SET TASK →
Print every line of the listing exactly, please.

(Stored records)
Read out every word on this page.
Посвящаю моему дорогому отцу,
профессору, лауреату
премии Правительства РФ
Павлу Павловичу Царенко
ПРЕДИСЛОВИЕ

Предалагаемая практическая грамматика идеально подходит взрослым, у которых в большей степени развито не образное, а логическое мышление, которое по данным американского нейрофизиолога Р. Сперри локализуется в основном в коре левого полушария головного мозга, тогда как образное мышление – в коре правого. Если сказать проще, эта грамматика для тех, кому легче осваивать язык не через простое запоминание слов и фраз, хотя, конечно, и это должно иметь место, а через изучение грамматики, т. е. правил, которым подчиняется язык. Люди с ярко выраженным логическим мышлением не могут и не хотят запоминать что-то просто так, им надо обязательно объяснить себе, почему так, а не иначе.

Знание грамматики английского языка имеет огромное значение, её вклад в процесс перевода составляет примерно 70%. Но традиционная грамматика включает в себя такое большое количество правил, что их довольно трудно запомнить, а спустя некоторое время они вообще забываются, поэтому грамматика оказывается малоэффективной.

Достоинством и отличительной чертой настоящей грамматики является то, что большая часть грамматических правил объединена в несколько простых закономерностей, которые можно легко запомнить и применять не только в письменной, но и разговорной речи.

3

TASK RESPONSE →
Read out every word on this page.
Посвящаю моему дорогому отцу,
профессору, лауреату
премии Правительства РФ
Павлу Павловичу Царенко
ПРЕДИСЛОВИЕ

Предалагаемая практическая грамматика идеально подходит взрослым, у которых в большей степени развито не образное, а логическое мышление, которое по данным американского нейрофизиолога Р. Сперри локализуется в основном в коре левого полушария головного мозга, тогда как образное мышление – в коре правого. Если сказать проще, эта грамматика для тех, кому легче осваивать язык не через простое запоминание слов и фраз, хотя, конечно, и это должно иметь место, а через изучение грамматики, т. е. правил, которым подчиняется язык. Люди с ярко выраженным логическим мышлением не могут и не хотят запоминать что-то просто так, им надо обязательно объяснить себе, почему так, а не иначе.

Знание грамматики английского языка имеет огромное значение, её вклад в процесс перевода составляет примерно 70%. Но традиционная грамматика включает в себя такое большое количество правил, что их довольно трудно запомнить, а спустя некоторое время они вообще забываются, поэтому грамматика оказывается малоэффективной.

Достоинством и отличительной чертой настоящей грамматики является то, что большая часть грамматических правил объединена в несколько простых закономерностей, которые можно легко запомнить и применять не только в письменной, но и разговорной речи.

3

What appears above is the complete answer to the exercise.